◆ GIVEN INSTRUCTION
Repeat the material exactly, leaving nothing out.

———

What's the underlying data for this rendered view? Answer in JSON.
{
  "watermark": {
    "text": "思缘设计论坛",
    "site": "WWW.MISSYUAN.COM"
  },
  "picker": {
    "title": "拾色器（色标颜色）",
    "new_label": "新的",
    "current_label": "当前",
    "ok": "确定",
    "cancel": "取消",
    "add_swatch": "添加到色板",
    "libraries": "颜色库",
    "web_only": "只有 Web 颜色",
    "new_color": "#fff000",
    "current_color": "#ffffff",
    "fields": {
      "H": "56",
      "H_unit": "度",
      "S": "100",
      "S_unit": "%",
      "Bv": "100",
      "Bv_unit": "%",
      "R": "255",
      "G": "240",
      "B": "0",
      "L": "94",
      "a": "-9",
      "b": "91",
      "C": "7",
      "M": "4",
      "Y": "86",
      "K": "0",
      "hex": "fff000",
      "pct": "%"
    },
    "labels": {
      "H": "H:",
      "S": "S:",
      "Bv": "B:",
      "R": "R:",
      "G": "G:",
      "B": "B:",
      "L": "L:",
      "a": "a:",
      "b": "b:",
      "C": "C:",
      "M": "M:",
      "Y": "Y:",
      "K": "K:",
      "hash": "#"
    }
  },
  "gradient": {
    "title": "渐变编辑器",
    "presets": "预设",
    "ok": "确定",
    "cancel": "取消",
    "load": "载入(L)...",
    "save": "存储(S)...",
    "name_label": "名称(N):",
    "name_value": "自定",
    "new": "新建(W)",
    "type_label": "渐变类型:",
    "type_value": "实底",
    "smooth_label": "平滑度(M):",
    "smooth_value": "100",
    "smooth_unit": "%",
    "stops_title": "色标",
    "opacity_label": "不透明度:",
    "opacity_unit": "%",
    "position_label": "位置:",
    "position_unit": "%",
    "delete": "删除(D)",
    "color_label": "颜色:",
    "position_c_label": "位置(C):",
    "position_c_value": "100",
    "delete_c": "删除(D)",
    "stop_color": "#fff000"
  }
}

———

◆ FULL ANSWER
What's the underlying data for this rendered view? Answer in JSON.
{
  "watermark": {
    "text": "思缘设计论坛",
    "site": "WWW.MISSYUAN.COM"
  },
  "picker": {
    "title": "拾色器（色标颜色）",
    "new_label": "新的",
    "current_label": "当前",
    "ok": "确定",
    "cancel": "取消",
    "add_swatch": "添加到色板",
    "libraries": "颜色库",
    "web_only": "只有 Web 颜色",
    "new_color": "#fff000",
    "current_color": "#ffffff",
    "fields": {
      "H": "56",
      "H_unit": "度",
      "S": "100",
      "S_unit": "%",
      "Bv": "100",
      "Bv_unit": "%",
      "R": "255",
      "G": "240",
      "B": "0",
      "L": "94",
      "a": "-9",
      "b": "91",
      "C": "7",
      "M": "4",
      "Y": "86",
      "K": "0",
      "hex": "fff000",
      "pct": "%"
    },
    "labels": {
      "H": "H:",
      "S": "S:",
      "Bv": "B:",
      "R": "R:",
      "G": "G:",
      "B": "B:",
      "L": "L:",
      "a": "a:",
      "b": "b:",
      "C": "C:",
      "M": "M:",
      "Y": "Y:",
      "K": "K:",
      "hash": "#"
    }
  },
  "gradient": {
    "title": "渐变编辑器",
    "presets": "预设",
    "ok": "确定",
    "cancel": "取消",
    "load": "载入(L)...",
    "save": "存储(S)...",
    "name_label": "名称(N):",
    "name_value": "自定",
    "new": "新建(W)",
    "type_label": "渐变类型:",
    "type_value": "实底",
    "smooth_label": "平滑度(M):",
    "smooth_value": "100",
    "smooth_unit": "%",
    "stops_title": "色标",
    "opacity_label": "不透明度:",
    "opacity_unit": "%",
    "position_label": "位置:",
    "position_unit": "%",
    "delete": "删除(D)",
    "color_label": "颜色:",
    "position_c_label": "位置(C):",
    "position_c_value": "100",
    "delete_c": "删除(D)",
    "stop_color": "#fff000"
  }
}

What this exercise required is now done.